*TASK DIRECTIONS*: Identify every line in the records below that contains the word "panne", and reproduce each one.

---------- MATERIAL PROVIDED ----------

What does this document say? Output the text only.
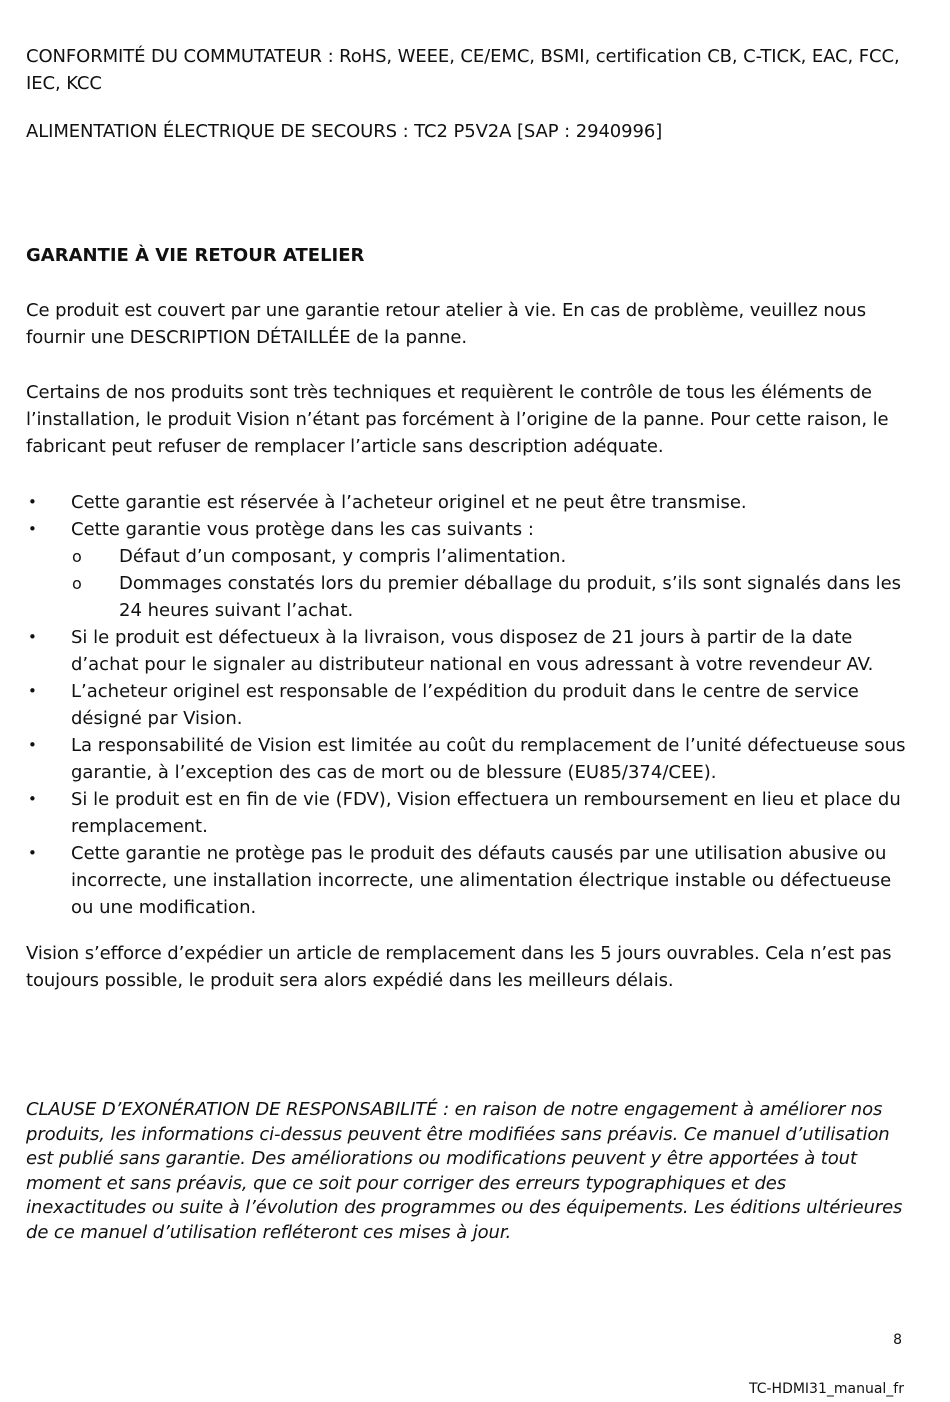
CONFORMITÉ DU COMMUTATEUR : RoHS, WEEE, CE/EMC, BSMI, certification CB, C-TICK, EAC, FCC, IEC, KCC

ALIMENTATION ÉLECTRIQUE DE SECOURS : TC2 P5V2A [SAP : 2940996]

GARANTIE À VIE RETOUR ATELIER

Ce produit est couvert par une garantie retour atelier à vie. En cas de problème, veuillez nous fournir une DESCRIPTION DÉTAILLÉE de la panne.

Certains de nos produits sont très techniques et requièrent le contrôle de tous les éléments de l’installation, le produit Vision n’étant pas forcément à l’origine de la panne. Pour cette raison, le fabricant peut refuser de remplacer l’article sans description adéquate.

• Cette garantie est réservée à l’acheteur originel et ne peut être transmise.
• Cette garantie vous protège dans les cas suivants :
o Défaut d’un composant, y compris l’alimentation.
o Dommages constatés lors du premier déballage du produit, s’ils sont signalés dans les 24 heures suivant l’achat.
• Si le produit est défectueux à la livraison, vous disposez de 21 jours à partir de la date d’achat pour le signaler au distributeur national en vous adressant à votre revendeur AV.
• L’acheteur originel est responsable de l’expédition du produit dans le centre de service désigné par Vision.
• La responsabilité de Vision est limitée au coût du remplacement de l’unité défectueuse sous garantie, à l’exception des cas de mort ou de blessure (EU85/374/CEE).
• Si le produit est en fin de vie (FDV), Vision effectuera un remboursement en lieu et place du remplacement.
• Cette garantie ne protège pas le produit des défauts causés par une utilisation abusive ou incorrecte, une installation incorrecte, une alimentation électrique instable ou défectueuse ou une modification.

Vision s’efforce d’expédier un article de remplacement dans les 5 jours ouvrables. Cela n’est pas toujours possible, le produit sera alors expédié dans les meilleurs délais.

CLAUSE D’EXONÉRATION DE RESPONSABILITÉ : en raison de notre engagement à améliorer nos produits, les informations ci-dessus peuvent être modifiées sans préavis. Ce manuel d’utilisation est publié sans garantie. Des améliorations ou modifications peuvent y être apportées à tout moment et sans préavis, que ce soit pour corriger des erreurs typographiques et des inexactitudes ou suite à l’évolution des programmes ou des équipements. Les éditions ultérieures de ce manuel d’utilisation refléteront ces mises à jour.

8
TC-HDMI31_manual_fr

----------

*RESULT*:
Ce produit est couvert par une garantie retour atelier à vie. En cas de problème, veuillez nous fournir une DESCRIPTION DÉTAILLÉE de la panne.
Certains de nos produits sont très techniques et requièrent le contrôle de tous les éléments de l’installation, le produit Vision n’étant pas forcément à l’origine de la panne. Pour cette raison, le fabricant peut refuser de remplacer l’article sans description adéquate.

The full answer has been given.